▸ **Jobs**:
A. Answer these questions using the article on Ibrahimović's remarks about James, with each answer on its own line and marked to match:
(i) Which club did Ibrahimović play for from 2018-19?
(ii) What single word did Ibrahimović use to describe James?
(iii) What reason does Ibrahimović give for playing football?
B. Summarize the article on Ibrahimović's remarks about James in two sentences.
C. Please resume the article on Ibrahimović's criticism of James from the point where it stops.

▸ **Selection**:
┌────────

Maybe even part of the motivation for the Lakers arrived shortly before game-time when A.C. Milan striker Zlatan Ibrahimović, who played with the L.A. Galaxy from 2018-19, criticized James for essentially being a political activist and an advocate for change in America. Ibrahimović said in an interview with UEFA for Discovery+ on Thursday that James is “phenomenal,” but doesn’t need to do sports and politics simultaneously.
“Do what you’re good at,” Ibrahimović said, as if he were giving advice. “Do the category you do. I play football because I’m the best at playing football. I don’t do politics. If I would be a political politician, I would do politics. That is the first mistake people do when they become famous and they become in a certain status. Stay out of it. Just do what you do best because it doesn’t look good.”

└────────

▸ **Data extract**:
┌────────

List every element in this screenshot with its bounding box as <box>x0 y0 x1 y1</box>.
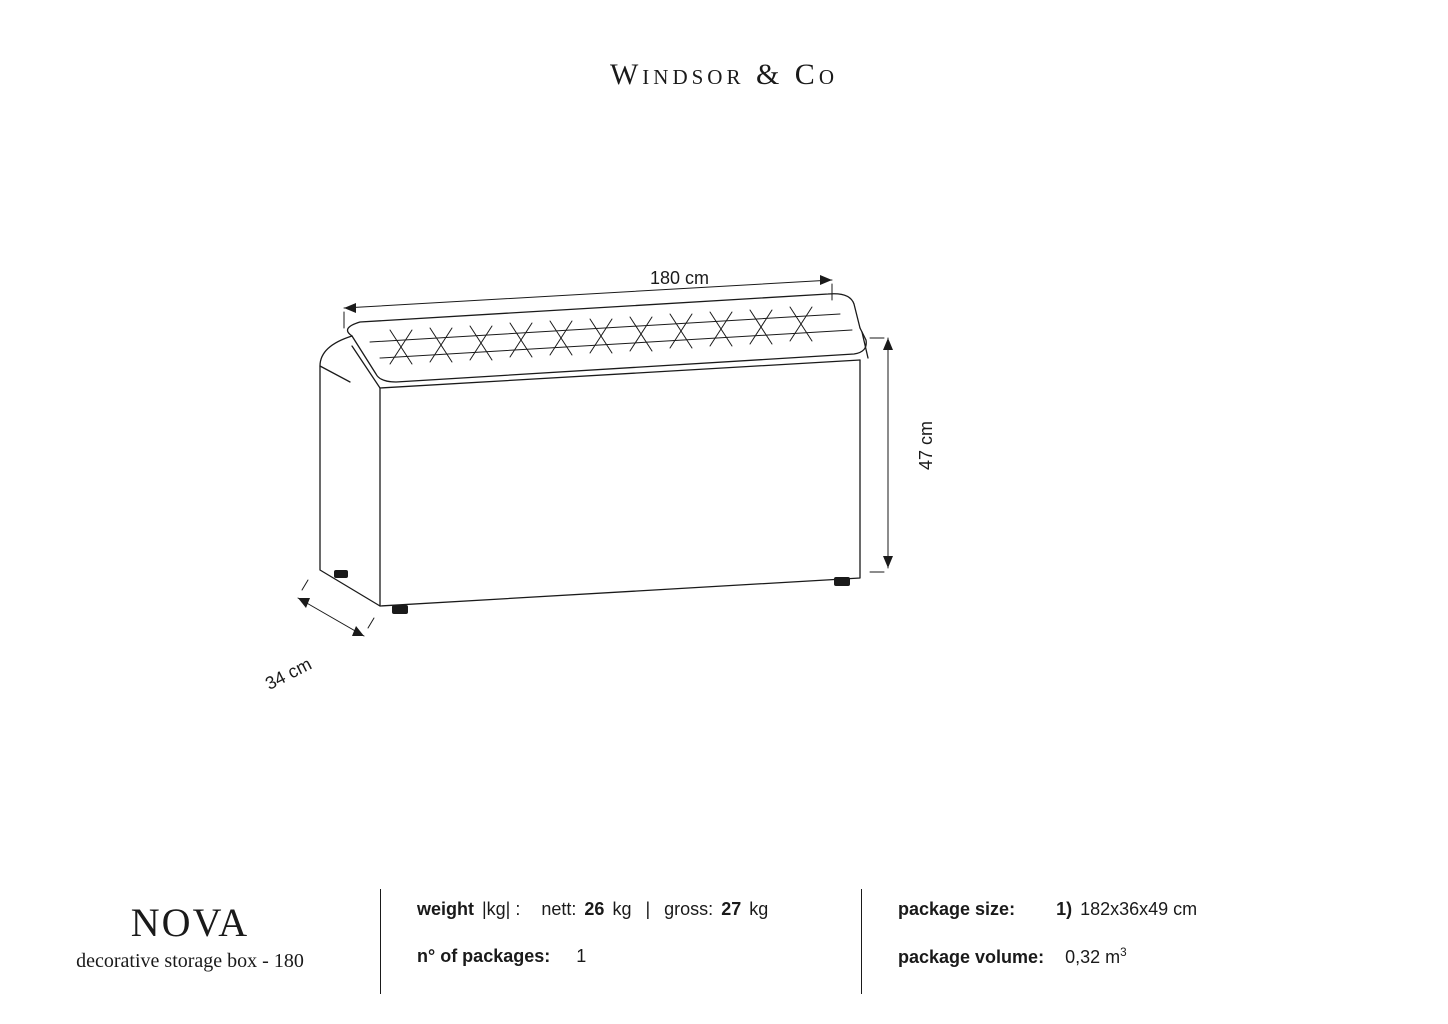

└────────

▸ **Answers by task**:
A.
(i) The L.A. Galaxy.
(ii) "Phenomenal."
(iii) Because he's the best at playing football.

B. Shortly before game time, A.C. Milan striker Zlatan Ibrahimović, who played for the L.A. Galaxy from 2018-19, criticized James in an interview for essentially being a political activist. Though he called James "phenomenal," Ibrahimović said famous people shouldn't mix sports and politics and should stick to what they do best.

C.
James not only responded with his performance, but he also addressed Ibrahimović after the game, saying he won’t shut up and dribble:
“I will never shut up about things that are wrong. I preach about my people, and I preach about equality, social justice, racism, voter suppression; things that go on in our community. I’ll use my platform to continue to shed light on everything that’s going on around this country and around the world. There’s no way I would ever just stick to sports because I understand how powerful this platform and my voice is.”
And, because the internet will always find out, here’s a clip of Ibrahimović crediting Muhammad Ali for being a role model for what he did inside and outside of boxing. It’s the typical revisionist history people do with Ali (and Martin Luther King Jr and Roberto Clemente, etc), who wasn’t nearly as beloved in his time as he became in hindsight.